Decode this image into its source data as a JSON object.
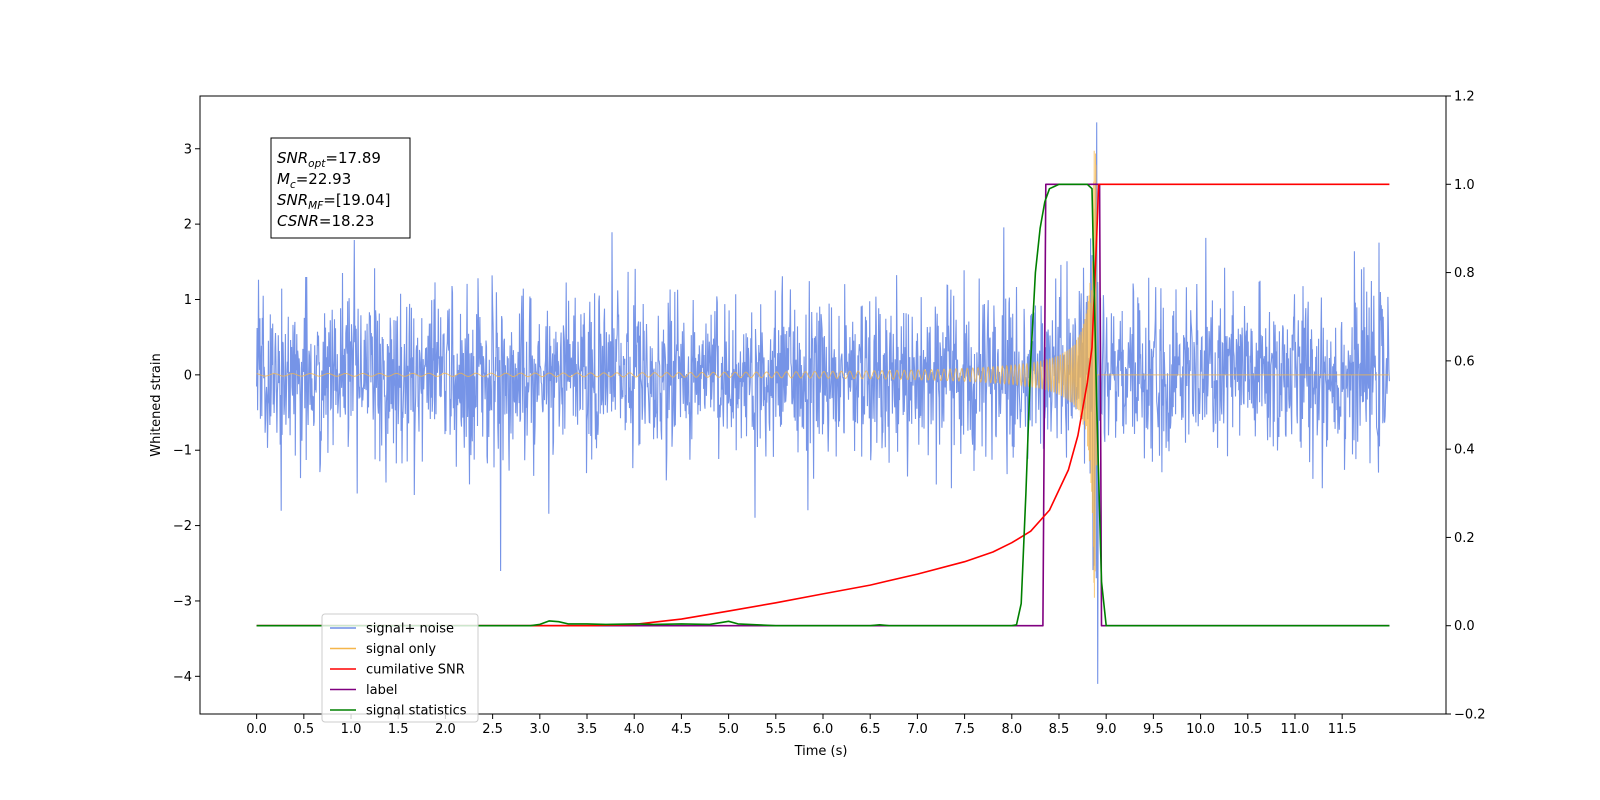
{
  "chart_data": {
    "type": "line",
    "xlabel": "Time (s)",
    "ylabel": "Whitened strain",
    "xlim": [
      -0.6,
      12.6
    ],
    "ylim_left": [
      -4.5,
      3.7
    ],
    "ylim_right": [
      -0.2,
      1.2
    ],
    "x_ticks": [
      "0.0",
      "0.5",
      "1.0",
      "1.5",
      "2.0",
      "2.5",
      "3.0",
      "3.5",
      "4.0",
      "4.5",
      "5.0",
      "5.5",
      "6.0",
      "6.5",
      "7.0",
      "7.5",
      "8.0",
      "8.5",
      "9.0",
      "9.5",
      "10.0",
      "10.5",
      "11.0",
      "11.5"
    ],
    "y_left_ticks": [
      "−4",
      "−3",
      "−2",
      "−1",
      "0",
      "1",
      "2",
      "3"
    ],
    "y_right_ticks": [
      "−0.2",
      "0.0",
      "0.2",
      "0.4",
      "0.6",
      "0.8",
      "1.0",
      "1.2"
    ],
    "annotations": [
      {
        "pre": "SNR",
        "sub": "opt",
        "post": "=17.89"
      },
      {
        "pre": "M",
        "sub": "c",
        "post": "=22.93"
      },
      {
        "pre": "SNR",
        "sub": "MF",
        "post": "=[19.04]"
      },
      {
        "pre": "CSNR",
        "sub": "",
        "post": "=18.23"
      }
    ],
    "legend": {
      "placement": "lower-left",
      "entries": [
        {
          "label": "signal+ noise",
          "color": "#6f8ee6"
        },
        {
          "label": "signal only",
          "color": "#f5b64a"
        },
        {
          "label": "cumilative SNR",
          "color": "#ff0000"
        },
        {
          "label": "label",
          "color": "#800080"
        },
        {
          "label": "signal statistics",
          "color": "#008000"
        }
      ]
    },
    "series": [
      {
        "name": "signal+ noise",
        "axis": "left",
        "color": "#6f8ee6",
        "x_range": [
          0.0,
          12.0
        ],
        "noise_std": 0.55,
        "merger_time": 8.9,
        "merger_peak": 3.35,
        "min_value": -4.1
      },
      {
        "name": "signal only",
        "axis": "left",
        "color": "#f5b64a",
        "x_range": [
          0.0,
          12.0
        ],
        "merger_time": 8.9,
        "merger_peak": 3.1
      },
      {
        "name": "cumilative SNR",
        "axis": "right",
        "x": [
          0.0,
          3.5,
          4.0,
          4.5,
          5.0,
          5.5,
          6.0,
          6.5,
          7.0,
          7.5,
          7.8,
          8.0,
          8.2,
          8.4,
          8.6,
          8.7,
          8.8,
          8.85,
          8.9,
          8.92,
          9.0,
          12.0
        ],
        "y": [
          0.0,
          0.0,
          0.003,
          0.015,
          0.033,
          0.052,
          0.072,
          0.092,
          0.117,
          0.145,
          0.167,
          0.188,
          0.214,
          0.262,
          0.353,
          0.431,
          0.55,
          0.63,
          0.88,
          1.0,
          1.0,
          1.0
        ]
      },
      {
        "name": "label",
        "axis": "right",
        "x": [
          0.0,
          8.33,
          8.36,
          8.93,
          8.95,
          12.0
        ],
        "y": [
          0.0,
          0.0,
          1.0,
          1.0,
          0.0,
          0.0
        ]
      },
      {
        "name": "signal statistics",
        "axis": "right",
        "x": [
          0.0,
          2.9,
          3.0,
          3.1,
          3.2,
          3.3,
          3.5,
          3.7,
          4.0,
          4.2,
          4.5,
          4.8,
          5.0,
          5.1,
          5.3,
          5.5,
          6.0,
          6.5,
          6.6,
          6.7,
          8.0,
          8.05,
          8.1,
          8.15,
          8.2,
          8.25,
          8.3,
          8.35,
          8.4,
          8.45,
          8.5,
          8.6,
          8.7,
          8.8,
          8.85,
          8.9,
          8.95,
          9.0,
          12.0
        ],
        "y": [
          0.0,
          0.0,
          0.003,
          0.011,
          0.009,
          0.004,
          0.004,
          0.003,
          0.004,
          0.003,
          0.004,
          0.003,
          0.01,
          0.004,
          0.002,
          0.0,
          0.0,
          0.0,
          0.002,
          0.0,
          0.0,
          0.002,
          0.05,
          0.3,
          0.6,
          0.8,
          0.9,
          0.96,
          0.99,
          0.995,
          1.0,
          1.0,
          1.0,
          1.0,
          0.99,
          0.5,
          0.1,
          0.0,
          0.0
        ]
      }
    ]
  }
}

▶ _WHAT NEEDS TO BE DONE_: Collect the lines of the records that include the string "name".

▶ _REPLY TO THE TASK_:
        "name": "signal+ noise",
        "name": "signal only",
        "name": "cumilative SNR",
        "name": "label",
        "name": "signal statistics",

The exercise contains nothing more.